### Entries shown
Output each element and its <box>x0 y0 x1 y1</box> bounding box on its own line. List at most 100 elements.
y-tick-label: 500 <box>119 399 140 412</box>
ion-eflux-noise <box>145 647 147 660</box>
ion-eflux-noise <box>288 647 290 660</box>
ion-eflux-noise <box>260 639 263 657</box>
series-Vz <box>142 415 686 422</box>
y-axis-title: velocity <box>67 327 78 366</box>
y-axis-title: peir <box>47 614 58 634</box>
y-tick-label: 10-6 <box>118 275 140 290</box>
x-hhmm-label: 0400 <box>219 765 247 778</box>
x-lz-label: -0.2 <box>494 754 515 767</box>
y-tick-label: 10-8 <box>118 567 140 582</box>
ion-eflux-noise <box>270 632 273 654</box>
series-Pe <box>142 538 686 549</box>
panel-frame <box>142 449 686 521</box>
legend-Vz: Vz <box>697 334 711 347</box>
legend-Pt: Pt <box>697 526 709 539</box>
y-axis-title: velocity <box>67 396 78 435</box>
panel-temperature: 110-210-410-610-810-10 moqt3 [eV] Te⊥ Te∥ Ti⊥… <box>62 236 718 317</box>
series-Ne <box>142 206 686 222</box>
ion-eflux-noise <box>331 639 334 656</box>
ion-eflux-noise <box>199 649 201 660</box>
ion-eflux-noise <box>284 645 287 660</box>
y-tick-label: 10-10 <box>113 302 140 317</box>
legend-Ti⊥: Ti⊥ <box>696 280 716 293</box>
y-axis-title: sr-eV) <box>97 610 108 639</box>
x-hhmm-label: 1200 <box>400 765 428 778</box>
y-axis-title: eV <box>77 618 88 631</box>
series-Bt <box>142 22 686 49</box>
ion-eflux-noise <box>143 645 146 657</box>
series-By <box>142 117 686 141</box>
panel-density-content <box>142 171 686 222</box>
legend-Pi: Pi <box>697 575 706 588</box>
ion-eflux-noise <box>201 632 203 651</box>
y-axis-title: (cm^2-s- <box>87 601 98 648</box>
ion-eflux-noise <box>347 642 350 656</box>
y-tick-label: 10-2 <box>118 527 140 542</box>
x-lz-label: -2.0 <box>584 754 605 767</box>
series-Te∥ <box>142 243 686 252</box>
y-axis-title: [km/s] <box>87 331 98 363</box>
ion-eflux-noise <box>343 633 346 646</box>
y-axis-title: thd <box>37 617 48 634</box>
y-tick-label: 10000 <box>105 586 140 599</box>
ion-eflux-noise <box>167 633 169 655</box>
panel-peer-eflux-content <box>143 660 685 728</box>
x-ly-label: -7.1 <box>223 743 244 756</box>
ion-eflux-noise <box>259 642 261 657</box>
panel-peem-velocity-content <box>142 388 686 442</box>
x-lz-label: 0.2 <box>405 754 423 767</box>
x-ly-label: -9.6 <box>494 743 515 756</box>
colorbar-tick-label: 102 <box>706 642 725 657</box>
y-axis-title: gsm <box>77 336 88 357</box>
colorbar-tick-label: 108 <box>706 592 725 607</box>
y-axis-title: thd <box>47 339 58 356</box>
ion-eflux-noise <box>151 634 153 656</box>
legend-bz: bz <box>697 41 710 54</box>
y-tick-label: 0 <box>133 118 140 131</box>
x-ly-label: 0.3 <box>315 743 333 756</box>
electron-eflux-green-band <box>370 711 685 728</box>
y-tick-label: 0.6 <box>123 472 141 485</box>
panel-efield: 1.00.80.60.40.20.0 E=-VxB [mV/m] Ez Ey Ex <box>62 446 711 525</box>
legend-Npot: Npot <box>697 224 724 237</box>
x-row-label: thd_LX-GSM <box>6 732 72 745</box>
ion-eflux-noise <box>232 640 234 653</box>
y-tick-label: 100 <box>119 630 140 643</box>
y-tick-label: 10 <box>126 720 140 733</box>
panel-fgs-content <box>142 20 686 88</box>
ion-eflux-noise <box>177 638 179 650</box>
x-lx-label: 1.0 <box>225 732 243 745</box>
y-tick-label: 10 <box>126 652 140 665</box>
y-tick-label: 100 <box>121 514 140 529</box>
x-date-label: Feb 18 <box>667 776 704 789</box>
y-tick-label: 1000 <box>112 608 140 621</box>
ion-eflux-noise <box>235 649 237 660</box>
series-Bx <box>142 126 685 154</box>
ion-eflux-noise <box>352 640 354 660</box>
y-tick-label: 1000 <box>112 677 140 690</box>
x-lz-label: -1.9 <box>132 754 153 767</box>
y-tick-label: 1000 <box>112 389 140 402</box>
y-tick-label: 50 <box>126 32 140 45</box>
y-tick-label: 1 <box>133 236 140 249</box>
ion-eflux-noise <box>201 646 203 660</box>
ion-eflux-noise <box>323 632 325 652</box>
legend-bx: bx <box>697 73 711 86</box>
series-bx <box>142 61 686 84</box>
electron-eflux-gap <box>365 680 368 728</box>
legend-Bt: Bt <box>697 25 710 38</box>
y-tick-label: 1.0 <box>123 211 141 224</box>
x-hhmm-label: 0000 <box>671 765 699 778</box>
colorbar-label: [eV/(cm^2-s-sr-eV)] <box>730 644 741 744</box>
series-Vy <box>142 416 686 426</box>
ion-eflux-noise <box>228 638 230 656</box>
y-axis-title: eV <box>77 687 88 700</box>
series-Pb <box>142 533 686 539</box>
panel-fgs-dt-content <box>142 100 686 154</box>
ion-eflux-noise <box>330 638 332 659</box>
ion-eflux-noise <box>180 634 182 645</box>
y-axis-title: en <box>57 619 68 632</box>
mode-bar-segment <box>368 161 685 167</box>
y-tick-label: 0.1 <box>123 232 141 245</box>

### Task instructions
Output every line of the rows above as a JSON list of strings, with one string per line and blank lines omitted.

### Written answer
[
  "Output each element and its <box>x0 y0 x1 y1</box> bounding box on its own line. List at most 100 elements.",
  "y-tick-label: 500 <box>119 399 140 412</box>",
  "ion-eflux-noise <box>145 647 147 660</box>",
  "ion-eflux-noise <box>288 647 290 660</box>",
  "ion-eflux-noise <box>260 639 263 657</box>",
  "series-Vz <box>142 415 686 422</box>",
  "y-axis-title: velocity <box>67 327 78 366</box>",
  "y-axis-title: peir <box>47 614 58 634</box>",
  "y-tick-label: 10-6 <box>118 275 140 290</box>",
  "x-hhmm-label: 0400 <box>219 765 247 778</box>",
  "x-lz-label: -0.2 <box>494 754 515 767</box>",
  "y-tick-label: 10-8 <box>118 567 140 582</box>",
  "ion-eflux-noise <box>270 632 273 654</box>",
  "series-Pe <box>142 538 686 549</box>",
  "panel-frame <box>142 449 686 521</box>",
  "legend-Vz: Vz <box>697 334 711 347</box>",
  "legend-Pt: Pt <box>697 526 709 539</box>",
  "y-axis-title: velocity <box>67 396 78 435</box>",
  "panel-temperature: 110-210-410-610-810-10 moqt3 [eV] Te⊥ Te∥ Ti⊥… <box>62 236 718 317</box>",
  "series-Ne <box>142 206 686 222</box>",
  "ion-eflux-noise <box>331 639 334 656</box>",
  "ion-eflux-noise <box>199 649 201 660</box>",
  "ion-eflux-noise <box>284 645 287 660</box>",
  "y-tick-label: 10-10 <box>113 302 140 317</box>",
  "legend-Ti⊥: Ti⊥ <box>696 280 716 293</box>",
  "y-axis-title: sr-eV) <box>97 610 108 639</box>",
  "x-hhmm-label: 1200 <box>400 765 428 778</box>",
  "y-axis-title: eV <box>77 618 88 631</box>",
  "series-Bt <box>142 22 686 49</box>",
  "ion-eflux-noise <box>143 645 146 657</box>",
  "series-By <box>142 117 686 141</box>",
  "panel-density-content <box>142 171 686 222</box>",
  "legend-Pi: Pi <box>697 575 706 588</box>",
  "ion-eflux-noise <box>201 632 203 651</box>",
  "y-axis-title: (cm^2-s- <box>87 601 98 648</box>",
  "ion-eflux-noise <box>347 642 350 656</box>",
  "y-tick-label: 10-2 <box>118 527 140 542</box>",
  "x-lz-label: -2.0 <box>584 754 605 767</box>",
  "series-Te∥ <box>142 243 686 252</box>",
  "y-axis-title: [km/s] <box>87 331 98 363</box>",
  "ion-eflux-noise <box>343 633 346 646</box>",
  "y-axis-title: thd <box>37 617 48 634</box>",
  "y-tick-label: 10000 <box>105 586 140 599</box>",
  "ion-eflux-noise <box>167 633 169 655</box>",
  "panel-peer-eflux-content <box>143 660 685 728</box>",
  "x-ly-label: -7.1 <box>223 743 244 756</box>",
  "ion-eflux-noise <box>259 642 261 657</box>",
  "panel-peem-velocity-content <box>142 388 686 442</box>",
  "x-lz-label: 0.2 <box>405 754 423 767</box>",
  "x-ly-label: -9.6 <box>494 743 515 756</box>",
  "colorbar-tick-label: 102 <box>706 642 725 657</box>",
  "y-axis-title: gsm <box>77 336 88 357</box>",
  "colorbar-tick-label: 108 <box>706 592 725 607</box>",
  "y-axis-title: thd <box>47 339 58 356</box>",
  "ion-eflux-noise <box>151 634 153 656</box>",
  "legend-bz: bz <box>697 41 710 54</box>",
  "y-tick-label: 0 <box>133 118 140 131</box>",
  "x-ly-label: 0.3 <box>315 743 333 756</box>",
  "electron-eflux-green-band <box>370 711 685 728</box>",
  "y-tick-label: 0.6 <box>123 472 141 485</box>",
  "panel-efield: 1.00.80.60.40.20.0 E=-VxB [mV/m] Ez Ey Ex <box>62 446 711 525</box>",
  "legend-Npot: Npot <box>697 224 724 237</box>",
  "x-row-label: thd_LX-GSM <box>6 732 72 745</box>",
  "ion-eflux-noise <box>232 640 234 653</box>",
  "y-tick-label: 100 <box>119 630 140 643</box>",
  "y-tick-label: 10 <box>126 720 140 733</box>",
  "panel-fgs-content <box>142 20 686 88</box>",
  "ion-eflux-noise <box>177 638 179 650</box>",
  "x-lx-label: 1.0 <box>225 732 243 745</box>",
  "y-tick-label: 10 <box>126 652 140 665</box>",
  "y-tick-label: 100 <box>121 514 140 529</box>",
  "x-date-label: Feb 18 <box>667 776 704 789</box>",
  "y-tick-label: 1000 <box>112 608 140 621</box>",
  "ion-eflux-noise <box>235 649 237 660</box>",
  "series-Bx <box>142 126 685 154</box>",
  "ion-eflux-noise <box>352 640 354 660</box>",
  "y-tick-label: 1000 <box>112 677 140 690</box>",
  "x-lz-label: -1.9 <box>132 754 153 767</box>",
  "y-tick-label: 1000 <box>112 389 140 402</box>",
  "y-tick-label: 50 <box>126 32 140 45</box>",
  "y-tick-label: 1 <box>133 236 140 249</box>",
  "ion-eflux-noise <box>201 646 203 660</box>",
  "ion-eflux-noise <box>323 632 325 652</box>",
  "legend-bx: bx <box>697 73 711 86</box>",
  "series-bx <box>142 61 686 84</box>",
  "electron-eflux-gap <box>365 680 368 728</box>",
  "legend-Bt: Bt <box>697 25 710 38</box>",
  "y-tick-label: 1.0 <box>123 211 141 224</box>",
  "x-hhmm-label: 0000 <box>671 765 699 778</box>",
  "colorbar-label: [eV/(cm^2-s-sr-eV)] <box>730 644 741 744</box>",
  "series-Vy <box>142 416 686 426</box>",
  "ion-eflux-noise <box>228 638 230 656</box>",
  "y-axis-title: eV <box>77 687 88 700</box>",
  "series-Pb <box>142 533 686 539</box>",
  "panel-fgs-dt-content <box>142 100 686 154</box>",
  "ion-eflux-noise <box>330 638 332 659</box>",
  "ion-eflux-noise <box>180 634 182 645</box>",
  "y-axis-title: en <box>57 619 68 632</box>",
  "mode-bar-segment <box>368 161 685 167</box>",
  "y-tick-label: 0.1 <box>123 232 141 245</box>"
]